------ RECORDED DATA

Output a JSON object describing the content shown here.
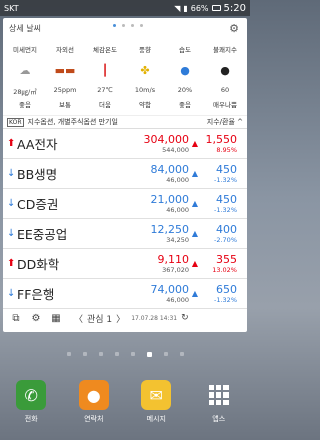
{
  "status_bar": {
    "carrier": "SKT",
    "battery": "66%",
    "time": "5:20"
  },
  "widget": {
    "title": "상세 날씨",
    "gear_icon": "gear-icon",
    "page_dots": 4,
    "active_dot": 1,
    "weather": {
      "labels": [
        "미세먼지",
        "자외선",
        "체감온도",
        "풍향",
        "습도",
        "불쾌지수"
      ],
      "values": [
        "28㎍/㎥",
        "25ppm",
        "27℃",
        "10m/s",
        "20%",
        "60"
      ],
      "status": [
        "좋음",
        "보통",
        "더움",
        "약함",
        "좋음",
        "매우나쁨"
      ],
      "icons": [
        "cloud-icon",
        "sunglasses-icon",
        "thermometer-icon",
        "pinwheel-icon",
        "drop-icon",
        "face-icon"
      ]
    },
    "ticker": {
      "tag": "KOR",
      "text": "지수옵션, 개별주식옵션 만기일",
      "link": "지수/환율 ^"
    },
    "stocks": [
      {
        "name": "AA전자",
        "price": "304,000",
        "volume": "544,000",
        "dir": "up",
        "change": "1,550",
        "rate": "8.95%"
      },
      {
        "name": "BB생명",
        "price": "84,000",
        "volume": "46,000",
        "dir": "up",
        "change": "450",
        "rate": "-1.32%"
      },
      {
        "name": "CD증권",
        "price": "21,000",
        "volume": "46,000",
        "dir": "up",
        "change": "450",
        "rate": "-1.32%"
      },
      {
        "name": "EE중공업",
        "price": "12,250",
        "volume": "34,250",
        "dir": "up",
        "change": "400",
        "rate": "-2.70%"
      },
      {
        "name": "DD화학",
        "price": "9,110",
        "volume": "367,020",
        "dir": "down-red",
        "change": "355",
        "rate": "13.02%"
      },
      {
        "name": "FF은행",
        "price": "74,000",
        "volume": "46,000",
        "dir": "up",
        "change": "650",
        "rate": "-1.32%"
      }
    ],
    "toolbar": {
      "group_label": "관심 1",
      "timestamp": "17.07.28 14:31"
    }
  },
  "dock": {
    "phone": "전화",
    "contacts": "연락처",
    "messages": "메시지",
    "apps": "앱스"
  }
}
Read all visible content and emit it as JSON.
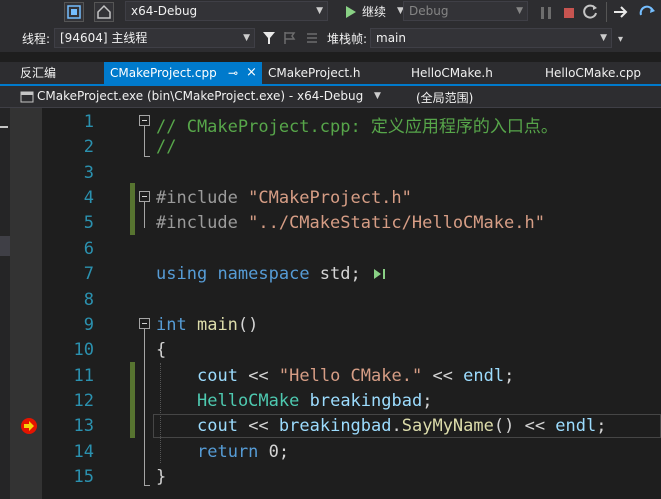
{
  "toolbar1": {
    "config_combo": "x64-Debug",
    "continue_label": "继续",
    "debug_combo": "Debug"
  },
  "toolbar2": {
    "thread_label": "线程:",
    "thread_value": "[94604] 主线程",
    "stackframe_label": "堆栈帧:",
    "stackframe_value": "main"
  },
  "tabs": {
    "disassembly": "反汇编",
    "active": "CMakeProject.cpp",
    "pin": "⊸",
    "close": "×",
    "t2": "CMakeProject.h",
    "t3": "HelloCMake.h",
    "t4": "HelloCMake.cpp"
  },
  "navbar": {
    "project": "CMakeProject.exe (bin\\CMakeProject.exe) - x64-Debug",
    "scope": "(全局范围)"
  },
  "editor": {
    "line_numbers": [
      "1",
      "2",
      "3",
      "4",
      "5",
      "6",
      "7",
      "8",
      "9",
      "10",
      "11",
      "12",
      "13",
      "14",
      "15"
    ],
    "l1": "// CMakeProject.cpp: 定义应用程序的入口点。",
    "l2": "//",
    "l4_pp": "#include ",
    "l4_str": "\"CMakeProject.h\"",
    "l5_pp": "#include ",
    "l5_str": "\"../CMakeStatic/HelloCMake.h\"",
    "l7_kw1": "using",
    "l7_kw2": "namespace",
    "l7_rest": " std;",
    "l9_kw": "int",
    "l9_fn": "main",
    "l9_rest": "()",
    "l10": "{",
    "l11_a": "cout",
    "l11_b": " << ",
    "l11_str": "\"Hello CMake.\"",
    "l11_c": " << ",
    "l11_d": "endl",
    "l11_e": ";",
    "l12_ty": "HelloCMake",
    "l12_id": "breakingbad",
    "l12_e": ";",
    "l13_a": "cout",
    "l13_b": " << ",
    "l13_id": "breakingbad",
    "l13_dot": ".",
    "l13_fn": "SayMyName",
    "l13_c": "() << ",
    "l13_d": "endl",
    "l13_e": ";",
    "l14_kw": "return",
    "l14_rest": " 0;",
    "l15": "}"
  },
  "colors": {
    "accent": "#007acc",
    "breakpoint": "#e51400",
    "exec_arrow": "#f5d20b",
    "change_bar": "#577430"
  }
}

------------

- TASK TO CARRY OUT -
Set down the material exactly, every line of it, except for the pictures.

- THE COMPLETED TASK -
Output a JSON object describing the content shown here.
{
  "status_bar": {
    "carrier": "SKT",
    "battery": "66%",
    "time": "5:20"
  },
  "widget": {
    "title": "상세 날씨",
    "gear_icon": "gear-icon",
    "page_dots": 4,
    "active_dot": 1,
    "weather": {
      "labels": [
        "미세먼지",
        "자외선",
        "체감온도",
        "풍향",
        "습도",
        "불쾌지수"
      ],
      "values": [
        "28㎍/㎥",
        "25ppm",
        "27℃",
        "10m/s",
        "20%",
        "60"
      ],
      "status": [
        "좋음",
        "보통",
        "더움",
        "약함",
        "좋음",
        "매우나쁨"
      ],
      "icons": [
        "cloud-icon",
        "sunglasses-icon",
        "thermometer-icon",
        "pinwheel-icon",
        "drop-icon",
        "face-icon"
      ]
    },
    "ticker": {
      "tag": "KOR",
      "text": "지수옵션, 개별주식옵션 만기일",
      "link": "지수/환율 ^"
    },
    "stocks": [
      {
        "name": "AA전자",
        "price": "304,000",
        "volume": "544,000",
        "dir": "up",
        "change": "1,550",
        "rate": "8.95%"
      },
      {
        "name": "BB생명",
        "price": "84,000",
        "volume": "46,000",
        "dir": "up",
        "change": "450",
        "rate": "-1.32%"
      },
      {
        "name": "CD증권",
        "price": "21,000",
        "volume": "46,000",
        "dir": "up",
        "change": "450",
        "rate": "-1.32%"
      },
      {
        "name": "EE중공업",
        "price": "12,250",
        "volume": "34,250",
        "dir": "up",
        "change": "400",
        "rate": "-2.70%"
      },
      {
        "name": "DD화학",
        "price": "9,110",
        "volume": "367,020",
        "dir": "down-red",
        "change": "355",
        "rate": "13.02%"
      },
      {
        "name": "FF은행",
        "price": "74,000",
        "volume": "46,000",
        "dir": "up",
        "change": "650",
        "rate": "-1.32%"
      }
    ],
    "toolbar": {
      "group_label": "관심 1",
      "timestamp": "17.07.28 14:31"
    }
  },
  "dock": {
    "phone": "전화",
    "contacts": "연락처",
    "messages": "메시지",
    "apps": "앱스"
  }
}
Read all visible content and emit it as JSON.
{
  "toolbar1": {
    "config_combo": "x64-Debug",
    "continue_label": "继续",
    "debug_combo": "Debug"
  },
  "toolbar2": {
    "thread_label": "线程:",
    "thread_value": "[94604] 主线程",
    "stackframe_label": "堆栈帧:",
    "stackframe_value": "main"
  },
  "tabs": {
    "disassembly": "反汇编",
    "active": "CMakeProject.cpp",
    "pin": "⊸",
    "close": "×",
    "t2": "CMakeProject.h",
    "t3": "HelloCMake.h",
    "t4": "HelloCMake.cpp"
  },
  "navbar": {
    "project": "CMakeProject.exe (bin\\CMakeProject.exe) - x64-Debug",
    "scope": "(全局范围)"
  },
  "editor": {
    "line_numbers": [
      "1",
      "2",
      "3",
      "4",
      "5",
      "6",
      "7",
      "8",
      "9",
      "10",
      "11",
      "12",
      "13",
      "14",
      "15"
    ],
    "l1": "// CMakeProject.cpp: 定义应用程序的入口点。",
    "l2": "//",
    "l4_pp": "#include ",
    "l4_str": "\"CMakeProject.h\"",
    "l5_pp": "#include ",
    "l5_str": "\"../CMakeStatic/HelloCMake.h\"",
    "l7_kw1": "using",
    "l7_kw2": "namespace",
    "l7_rest": " std;",
    "l9_kw": "int",
    "l9_fn": "main",
    "l9_rest": "()",
    "l10": "{",
    "l11_a": "cout",
    "l11_b": " << ",
    "l11_str": "\"Hello CMake.\"",
    "l11_c": " << ",
    "l11_d": "endl",
    "l11_e": ";",
    "l12_ty": "HelloCMake",
    "l12_id": "breakingbad",
    "l12_e": ";",
    "l13_a": "cout",
    "l13_b": " << ",
    "l13_id": "breakingbad",
    "l13_dot": ".",
    "l13_fn": "SayMyName",
    "l13_c": "() << ",
    "l13_d": "endl",
    "l13_e": ";",
    "l14_kw": "return",
    "l14_rest": " 0;",
    "l15": "}"
  },
  "colors": {
    "accent": "#007acc",
    "breakpoint": "#e51400",
    "exec_arrow": "#f5d20b",
    "change_bar": "#577430"
  }
}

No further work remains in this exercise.